-- Assigned task 1 --
In the text on DNA damage and repair, how would you translate this sentence into Spanish: "Ionizing radiation and free radicals can cause breaks in both DNA strands, so called double-stranded DNA breaks."
-- Assigned task 2 --
Can you carry on the text on DNA damage and repair from its last sentence?

-- Supplied text --
BEGIN

Deamination of various nucleosides

DNA is constantly damaged, both by endogenous factors and exogenous factors. These damages must be constantly repaired to prevent formation of mutations, or cell death.

Deamination refers to the process where base loses an amino group. This happens spontaneously at a rate of approx. 100 times each day in a cell. Because an amino group is the only the only difference between some bases, deamination can turn a base into a whole different one.

Deamination of cytosine yields uracil (see the figure above). If this happens in RNA, some information is lost, as a base is switched out with a new one. In DNA, which doesn’t use uracil (but uses thymine instead), the DNA strand can break.

Depurination is a similar process, where a nucleotide in DNA can spontaneously lose its base, to yield an apurinic residue. This happens more often than deamination, approx. 10 000 times each day in each cell.

On this figure you can see what happens during depurination.

UV light can induce formation of pyrimidine dimers. If two pyrimidine bases are next to each other in DNA, and they are exposed to UV-light, the two bases can form a chemical bond with each other, creating a dimer. Such dimers introduce kinks in the DNA strand, which is obviously not good.

DNA bases can be methylated by so-called alkylating agents. Guanine can be methylated to O6-methylguanine, for example. Examples of alkylating agents are NaNO3, adoMet and dimethylsulfate.

Ionizing radiation and free radicals can cause breaks in both DNA strands, so called double-stranded DNA breaks.

DNA repair

DNA is repaired by many mechanisms.

Nucleotide-excision repair

How nucleotide-excision repair works. The left pathway is for bacteria, the right for humans. You might notice that humans don’t use polymerase I -> III, but ε and other greek letters instead. Also, we use the name ABC excinuclease instead of human excinuclease.

END

-- Study material --
BEGIN

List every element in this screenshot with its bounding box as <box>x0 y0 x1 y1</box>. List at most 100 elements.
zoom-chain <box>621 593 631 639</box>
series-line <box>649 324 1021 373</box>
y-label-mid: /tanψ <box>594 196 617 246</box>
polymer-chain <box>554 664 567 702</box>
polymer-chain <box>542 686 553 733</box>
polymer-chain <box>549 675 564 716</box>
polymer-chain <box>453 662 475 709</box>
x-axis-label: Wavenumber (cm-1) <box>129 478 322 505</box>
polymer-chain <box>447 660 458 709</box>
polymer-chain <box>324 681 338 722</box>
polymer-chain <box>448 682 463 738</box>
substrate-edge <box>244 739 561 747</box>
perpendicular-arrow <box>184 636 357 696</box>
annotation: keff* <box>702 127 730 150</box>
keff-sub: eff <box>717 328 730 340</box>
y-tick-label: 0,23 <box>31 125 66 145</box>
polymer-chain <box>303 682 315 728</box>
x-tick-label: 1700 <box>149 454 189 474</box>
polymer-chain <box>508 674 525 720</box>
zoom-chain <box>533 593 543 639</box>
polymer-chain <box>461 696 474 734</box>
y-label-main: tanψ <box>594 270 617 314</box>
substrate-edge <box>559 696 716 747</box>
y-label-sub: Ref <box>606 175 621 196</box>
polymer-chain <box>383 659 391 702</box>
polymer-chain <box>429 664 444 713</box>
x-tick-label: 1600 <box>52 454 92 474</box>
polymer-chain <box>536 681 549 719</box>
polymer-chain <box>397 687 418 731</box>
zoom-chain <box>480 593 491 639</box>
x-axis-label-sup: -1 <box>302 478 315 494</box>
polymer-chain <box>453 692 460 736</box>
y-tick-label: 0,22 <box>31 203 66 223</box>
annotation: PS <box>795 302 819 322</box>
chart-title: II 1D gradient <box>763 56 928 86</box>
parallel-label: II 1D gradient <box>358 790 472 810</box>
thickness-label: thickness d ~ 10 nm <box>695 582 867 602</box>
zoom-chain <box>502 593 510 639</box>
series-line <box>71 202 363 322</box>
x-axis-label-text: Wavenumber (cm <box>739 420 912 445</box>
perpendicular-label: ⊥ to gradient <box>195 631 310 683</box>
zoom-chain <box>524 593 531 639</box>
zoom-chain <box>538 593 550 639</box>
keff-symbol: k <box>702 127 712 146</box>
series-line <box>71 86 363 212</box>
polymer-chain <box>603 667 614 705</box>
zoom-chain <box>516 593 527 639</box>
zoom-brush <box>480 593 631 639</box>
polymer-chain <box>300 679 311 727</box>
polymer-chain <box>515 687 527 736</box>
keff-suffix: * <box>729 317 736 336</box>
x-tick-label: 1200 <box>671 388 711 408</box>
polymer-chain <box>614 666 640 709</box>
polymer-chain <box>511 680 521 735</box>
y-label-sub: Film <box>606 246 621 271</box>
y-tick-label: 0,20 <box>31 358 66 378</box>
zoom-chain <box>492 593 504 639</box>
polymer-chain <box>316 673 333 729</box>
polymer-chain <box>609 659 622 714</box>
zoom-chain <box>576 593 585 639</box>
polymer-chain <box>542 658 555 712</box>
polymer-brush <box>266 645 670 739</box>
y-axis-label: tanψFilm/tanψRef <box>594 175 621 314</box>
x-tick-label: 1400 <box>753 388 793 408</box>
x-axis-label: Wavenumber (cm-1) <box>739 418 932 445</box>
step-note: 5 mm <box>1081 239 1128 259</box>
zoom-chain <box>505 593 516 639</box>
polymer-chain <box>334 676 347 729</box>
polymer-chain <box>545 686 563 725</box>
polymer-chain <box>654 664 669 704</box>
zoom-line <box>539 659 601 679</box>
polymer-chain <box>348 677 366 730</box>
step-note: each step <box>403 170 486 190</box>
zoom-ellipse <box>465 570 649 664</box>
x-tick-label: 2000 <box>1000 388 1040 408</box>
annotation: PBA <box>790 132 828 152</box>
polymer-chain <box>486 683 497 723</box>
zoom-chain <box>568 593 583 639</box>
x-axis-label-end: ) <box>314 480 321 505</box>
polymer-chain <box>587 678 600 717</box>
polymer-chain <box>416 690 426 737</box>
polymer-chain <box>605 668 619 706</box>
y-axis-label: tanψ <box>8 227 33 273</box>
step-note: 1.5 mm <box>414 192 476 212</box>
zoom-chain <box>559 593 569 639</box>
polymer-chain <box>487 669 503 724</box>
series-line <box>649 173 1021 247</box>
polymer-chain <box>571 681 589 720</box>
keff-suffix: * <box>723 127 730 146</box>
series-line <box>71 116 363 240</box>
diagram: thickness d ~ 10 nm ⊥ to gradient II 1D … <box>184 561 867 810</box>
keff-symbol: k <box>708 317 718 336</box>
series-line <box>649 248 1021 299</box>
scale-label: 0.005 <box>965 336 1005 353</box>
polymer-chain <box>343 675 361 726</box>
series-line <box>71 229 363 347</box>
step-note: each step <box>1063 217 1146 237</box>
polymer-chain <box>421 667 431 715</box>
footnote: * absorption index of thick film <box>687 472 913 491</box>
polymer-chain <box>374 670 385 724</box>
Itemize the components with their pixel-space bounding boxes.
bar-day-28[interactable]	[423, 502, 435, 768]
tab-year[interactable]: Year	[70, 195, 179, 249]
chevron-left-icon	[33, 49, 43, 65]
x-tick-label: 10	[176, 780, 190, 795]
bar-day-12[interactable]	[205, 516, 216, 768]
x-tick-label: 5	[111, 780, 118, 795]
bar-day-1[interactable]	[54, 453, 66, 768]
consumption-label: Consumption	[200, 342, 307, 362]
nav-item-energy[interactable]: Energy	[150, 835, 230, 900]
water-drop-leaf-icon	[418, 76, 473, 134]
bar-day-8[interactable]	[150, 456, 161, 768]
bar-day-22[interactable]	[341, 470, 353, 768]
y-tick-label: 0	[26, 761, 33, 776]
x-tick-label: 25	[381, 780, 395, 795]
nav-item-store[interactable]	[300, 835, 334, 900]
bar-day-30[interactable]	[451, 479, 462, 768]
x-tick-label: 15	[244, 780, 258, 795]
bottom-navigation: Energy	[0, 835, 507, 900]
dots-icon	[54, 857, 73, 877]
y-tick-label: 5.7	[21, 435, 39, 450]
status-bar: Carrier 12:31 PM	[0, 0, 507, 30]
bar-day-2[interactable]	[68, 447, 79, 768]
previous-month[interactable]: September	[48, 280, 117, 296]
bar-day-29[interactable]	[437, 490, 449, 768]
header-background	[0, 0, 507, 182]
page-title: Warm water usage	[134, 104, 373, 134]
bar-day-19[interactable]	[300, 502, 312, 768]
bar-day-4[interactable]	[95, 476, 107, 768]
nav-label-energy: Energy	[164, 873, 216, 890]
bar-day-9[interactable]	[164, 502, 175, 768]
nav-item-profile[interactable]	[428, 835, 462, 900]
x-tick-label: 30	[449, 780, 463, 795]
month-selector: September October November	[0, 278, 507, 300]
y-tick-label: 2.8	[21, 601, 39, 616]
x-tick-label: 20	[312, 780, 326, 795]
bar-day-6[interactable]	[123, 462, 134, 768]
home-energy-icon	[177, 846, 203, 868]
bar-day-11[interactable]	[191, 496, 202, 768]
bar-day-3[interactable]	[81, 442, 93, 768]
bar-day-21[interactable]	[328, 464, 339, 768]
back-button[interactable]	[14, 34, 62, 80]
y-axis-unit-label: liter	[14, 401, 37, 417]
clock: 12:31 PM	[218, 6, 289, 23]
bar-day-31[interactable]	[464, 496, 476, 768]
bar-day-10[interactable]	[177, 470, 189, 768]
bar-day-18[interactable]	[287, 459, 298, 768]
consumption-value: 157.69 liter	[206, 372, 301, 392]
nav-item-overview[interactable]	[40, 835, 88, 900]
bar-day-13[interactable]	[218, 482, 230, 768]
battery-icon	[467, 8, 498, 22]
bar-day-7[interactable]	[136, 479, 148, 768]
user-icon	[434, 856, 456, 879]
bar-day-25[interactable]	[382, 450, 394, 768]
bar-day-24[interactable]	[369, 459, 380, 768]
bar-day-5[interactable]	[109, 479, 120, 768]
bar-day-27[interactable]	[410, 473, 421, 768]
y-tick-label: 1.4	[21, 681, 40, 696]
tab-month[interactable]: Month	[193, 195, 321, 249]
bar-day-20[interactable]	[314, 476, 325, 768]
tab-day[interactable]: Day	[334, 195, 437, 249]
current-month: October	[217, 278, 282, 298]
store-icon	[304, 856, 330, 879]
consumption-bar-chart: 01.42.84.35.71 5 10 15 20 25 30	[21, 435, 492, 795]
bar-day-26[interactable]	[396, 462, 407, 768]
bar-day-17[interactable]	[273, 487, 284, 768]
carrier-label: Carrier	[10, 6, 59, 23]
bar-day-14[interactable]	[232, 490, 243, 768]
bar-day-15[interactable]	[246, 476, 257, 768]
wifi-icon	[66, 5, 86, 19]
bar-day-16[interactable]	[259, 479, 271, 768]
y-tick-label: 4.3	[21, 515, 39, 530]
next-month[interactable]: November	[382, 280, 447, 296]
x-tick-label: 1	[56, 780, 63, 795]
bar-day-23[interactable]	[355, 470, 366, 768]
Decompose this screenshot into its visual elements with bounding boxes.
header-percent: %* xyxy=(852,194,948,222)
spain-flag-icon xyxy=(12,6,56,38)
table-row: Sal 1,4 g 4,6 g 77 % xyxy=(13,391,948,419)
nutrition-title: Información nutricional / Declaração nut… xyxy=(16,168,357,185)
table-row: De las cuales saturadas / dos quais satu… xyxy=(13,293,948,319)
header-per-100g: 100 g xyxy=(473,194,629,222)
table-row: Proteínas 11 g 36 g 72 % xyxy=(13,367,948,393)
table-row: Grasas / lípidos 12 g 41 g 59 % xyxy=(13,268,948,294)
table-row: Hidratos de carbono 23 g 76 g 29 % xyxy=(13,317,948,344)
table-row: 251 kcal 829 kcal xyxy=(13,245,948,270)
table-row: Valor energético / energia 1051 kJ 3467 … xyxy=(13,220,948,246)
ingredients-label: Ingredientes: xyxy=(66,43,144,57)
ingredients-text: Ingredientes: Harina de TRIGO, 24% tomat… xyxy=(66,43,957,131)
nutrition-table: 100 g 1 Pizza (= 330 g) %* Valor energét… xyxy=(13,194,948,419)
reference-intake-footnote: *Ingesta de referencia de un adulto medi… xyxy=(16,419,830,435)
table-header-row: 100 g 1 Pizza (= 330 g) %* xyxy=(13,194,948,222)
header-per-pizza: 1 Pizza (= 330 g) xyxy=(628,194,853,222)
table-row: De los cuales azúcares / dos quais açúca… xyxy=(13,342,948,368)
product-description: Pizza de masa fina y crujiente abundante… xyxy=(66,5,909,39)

END

-- Exercise result 1 --
La radiación ionizante y los radicales libres pueden provocar roturas en ambas hebras del ADN, las llamadas roturas de doble cadena del ADN.

-- Exercise result 2 --
While exonucleases remove can remove nucleotides on the end of a DNA-strand, they can’t remove nucleotides in the middle of one. Endonucleases can (endo vs exo, in vs out). However, to remove a fragment of DNA, many nucleotides at a time, an excinuclease is needed.

When DNA damage like pyrimidine dimers are detected, we need ABC excinuclease to remove the damaged fragment. DNA helicase is also needed, as seen on the figure. Then DNA polymerase I or ε fills the empty space, and DNA ligase implements the newly synthetized DNA fragment into the strand.

Base-excision repair

How base-excision repair works

This type of repair functions similarly to nucleotide-excision repair. We have a case of a damaged base which DNA glycosylate removes. Now that we have removed the base (but not the whole nucleotide), we are left with an apurinic or apyrimidic residue (a nucleotide without its purine or pyrimidine base). AP endonuclease creates a nick, which DNA pol I fills in, and DNA ligase fixes.

Methyl-directed mismatch repair

Methyl-directed mismatch repair

Let’s say that DNA polymerase replicated DNA, but made one mistake. The new strand is error-free, except at one place, where there is now a C where there should have been a T. There is now a mismatch, because the original strand had an A at that spot (so the newly synthesized one should have a T), so the C is obviously misplaced. This obviously has to be fixed, but how does the reparation machinery know which strand is the original, correct one, and which is the newly synthesized one with the error?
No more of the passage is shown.